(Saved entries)
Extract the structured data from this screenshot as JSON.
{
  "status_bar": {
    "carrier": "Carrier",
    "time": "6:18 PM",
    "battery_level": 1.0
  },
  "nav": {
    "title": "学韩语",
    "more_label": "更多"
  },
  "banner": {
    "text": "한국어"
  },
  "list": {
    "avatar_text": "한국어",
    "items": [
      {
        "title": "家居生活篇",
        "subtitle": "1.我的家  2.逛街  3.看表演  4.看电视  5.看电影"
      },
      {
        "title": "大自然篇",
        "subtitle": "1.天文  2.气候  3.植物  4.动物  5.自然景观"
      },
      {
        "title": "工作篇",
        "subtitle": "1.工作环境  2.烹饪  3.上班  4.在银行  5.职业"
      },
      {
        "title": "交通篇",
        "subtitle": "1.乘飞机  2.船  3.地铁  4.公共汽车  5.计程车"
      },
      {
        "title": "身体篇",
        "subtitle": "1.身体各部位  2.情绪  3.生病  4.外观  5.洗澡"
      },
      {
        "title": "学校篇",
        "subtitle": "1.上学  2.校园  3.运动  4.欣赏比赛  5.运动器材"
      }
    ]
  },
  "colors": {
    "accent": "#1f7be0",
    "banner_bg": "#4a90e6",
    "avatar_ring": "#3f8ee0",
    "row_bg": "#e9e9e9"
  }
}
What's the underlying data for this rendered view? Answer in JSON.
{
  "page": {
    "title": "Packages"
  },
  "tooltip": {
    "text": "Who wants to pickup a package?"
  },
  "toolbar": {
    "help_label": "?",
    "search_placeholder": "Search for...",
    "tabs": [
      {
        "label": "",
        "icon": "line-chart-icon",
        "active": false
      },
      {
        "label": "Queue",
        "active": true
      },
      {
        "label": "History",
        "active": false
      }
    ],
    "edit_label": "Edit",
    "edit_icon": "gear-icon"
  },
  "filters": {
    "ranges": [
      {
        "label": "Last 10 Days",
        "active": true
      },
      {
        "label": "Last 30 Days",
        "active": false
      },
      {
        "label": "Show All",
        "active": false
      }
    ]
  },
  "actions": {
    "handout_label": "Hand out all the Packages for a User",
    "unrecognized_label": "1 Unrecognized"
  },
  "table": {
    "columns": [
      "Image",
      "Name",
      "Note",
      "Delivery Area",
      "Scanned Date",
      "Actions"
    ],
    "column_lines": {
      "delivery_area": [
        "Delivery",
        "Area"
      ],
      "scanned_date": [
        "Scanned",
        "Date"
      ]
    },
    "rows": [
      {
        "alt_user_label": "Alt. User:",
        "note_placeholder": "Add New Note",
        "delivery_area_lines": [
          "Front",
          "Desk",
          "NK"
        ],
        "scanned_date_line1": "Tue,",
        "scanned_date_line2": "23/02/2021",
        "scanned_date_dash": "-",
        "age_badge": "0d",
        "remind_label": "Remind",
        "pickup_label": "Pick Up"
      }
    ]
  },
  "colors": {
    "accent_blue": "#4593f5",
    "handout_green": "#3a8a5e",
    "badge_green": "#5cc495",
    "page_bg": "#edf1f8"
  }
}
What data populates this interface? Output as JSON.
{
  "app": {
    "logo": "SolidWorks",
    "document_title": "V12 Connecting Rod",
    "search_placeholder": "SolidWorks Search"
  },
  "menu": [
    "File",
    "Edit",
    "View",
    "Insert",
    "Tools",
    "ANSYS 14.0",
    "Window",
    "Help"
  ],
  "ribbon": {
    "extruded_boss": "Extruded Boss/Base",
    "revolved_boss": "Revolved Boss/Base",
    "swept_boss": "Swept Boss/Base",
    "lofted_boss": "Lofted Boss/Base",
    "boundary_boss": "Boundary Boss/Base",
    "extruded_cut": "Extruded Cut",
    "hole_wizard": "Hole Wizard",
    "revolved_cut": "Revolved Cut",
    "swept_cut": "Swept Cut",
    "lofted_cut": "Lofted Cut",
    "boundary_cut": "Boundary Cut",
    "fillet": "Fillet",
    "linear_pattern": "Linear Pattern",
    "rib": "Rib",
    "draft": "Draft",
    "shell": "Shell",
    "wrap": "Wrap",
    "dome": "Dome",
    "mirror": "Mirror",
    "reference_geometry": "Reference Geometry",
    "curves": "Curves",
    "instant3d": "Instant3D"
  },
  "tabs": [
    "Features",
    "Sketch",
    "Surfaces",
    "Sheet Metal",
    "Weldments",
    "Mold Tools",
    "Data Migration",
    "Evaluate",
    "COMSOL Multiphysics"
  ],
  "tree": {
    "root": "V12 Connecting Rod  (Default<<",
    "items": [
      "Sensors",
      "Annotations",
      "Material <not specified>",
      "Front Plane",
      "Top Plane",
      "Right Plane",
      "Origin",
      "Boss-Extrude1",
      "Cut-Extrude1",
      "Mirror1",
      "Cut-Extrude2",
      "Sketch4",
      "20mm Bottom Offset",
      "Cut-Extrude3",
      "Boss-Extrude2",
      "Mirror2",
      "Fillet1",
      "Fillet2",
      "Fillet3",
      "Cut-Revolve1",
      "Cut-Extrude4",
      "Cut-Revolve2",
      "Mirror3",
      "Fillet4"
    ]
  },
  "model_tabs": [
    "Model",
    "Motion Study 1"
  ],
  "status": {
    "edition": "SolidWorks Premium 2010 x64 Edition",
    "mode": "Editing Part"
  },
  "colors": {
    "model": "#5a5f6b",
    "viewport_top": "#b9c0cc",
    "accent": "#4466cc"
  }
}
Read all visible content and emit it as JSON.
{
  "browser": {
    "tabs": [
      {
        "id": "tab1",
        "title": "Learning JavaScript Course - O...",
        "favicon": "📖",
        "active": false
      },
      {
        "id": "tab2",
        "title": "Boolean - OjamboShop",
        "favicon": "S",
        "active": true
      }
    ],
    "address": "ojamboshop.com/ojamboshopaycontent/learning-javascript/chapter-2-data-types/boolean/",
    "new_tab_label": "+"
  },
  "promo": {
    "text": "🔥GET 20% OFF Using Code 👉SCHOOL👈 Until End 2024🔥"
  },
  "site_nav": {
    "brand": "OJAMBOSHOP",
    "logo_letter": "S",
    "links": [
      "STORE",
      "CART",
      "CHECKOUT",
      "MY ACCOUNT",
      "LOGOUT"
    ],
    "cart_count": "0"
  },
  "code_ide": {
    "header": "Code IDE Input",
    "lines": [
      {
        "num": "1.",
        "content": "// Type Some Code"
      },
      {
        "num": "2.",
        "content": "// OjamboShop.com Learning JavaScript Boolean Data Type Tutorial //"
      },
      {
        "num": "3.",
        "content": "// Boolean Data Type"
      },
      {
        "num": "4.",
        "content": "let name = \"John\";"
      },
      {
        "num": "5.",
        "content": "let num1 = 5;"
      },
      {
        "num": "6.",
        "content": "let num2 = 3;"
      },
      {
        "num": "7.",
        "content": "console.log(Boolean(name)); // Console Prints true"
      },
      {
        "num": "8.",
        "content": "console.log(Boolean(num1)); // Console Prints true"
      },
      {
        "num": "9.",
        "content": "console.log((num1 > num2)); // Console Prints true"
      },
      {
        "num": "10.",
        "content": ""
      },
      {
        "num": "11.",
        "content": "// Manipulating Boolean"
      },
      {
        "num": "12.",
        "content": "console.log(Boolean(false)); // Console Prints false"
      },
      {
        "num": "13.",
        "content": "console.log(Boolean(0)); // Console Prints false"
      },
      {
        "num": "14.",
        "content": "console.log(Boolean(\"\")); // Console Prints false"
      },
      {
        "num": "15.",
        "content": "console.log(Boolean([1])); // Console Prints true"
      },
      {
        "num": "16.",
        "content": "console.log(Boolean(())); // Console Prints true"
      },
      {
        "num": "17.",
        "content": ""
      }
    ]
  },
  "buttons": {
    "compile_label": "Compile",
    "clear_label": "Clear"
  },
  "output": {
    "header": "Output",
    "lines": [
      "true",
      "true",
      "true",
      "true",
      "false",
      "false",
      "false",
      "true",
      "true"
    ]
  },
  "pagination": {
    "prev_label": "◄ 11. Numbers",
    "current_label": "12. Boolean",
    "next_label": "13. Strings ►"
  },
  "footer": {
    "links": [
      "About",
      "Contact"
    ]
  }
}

**What you should do:** State only how many lines in the material include "Connecting".

**Task solution:** 2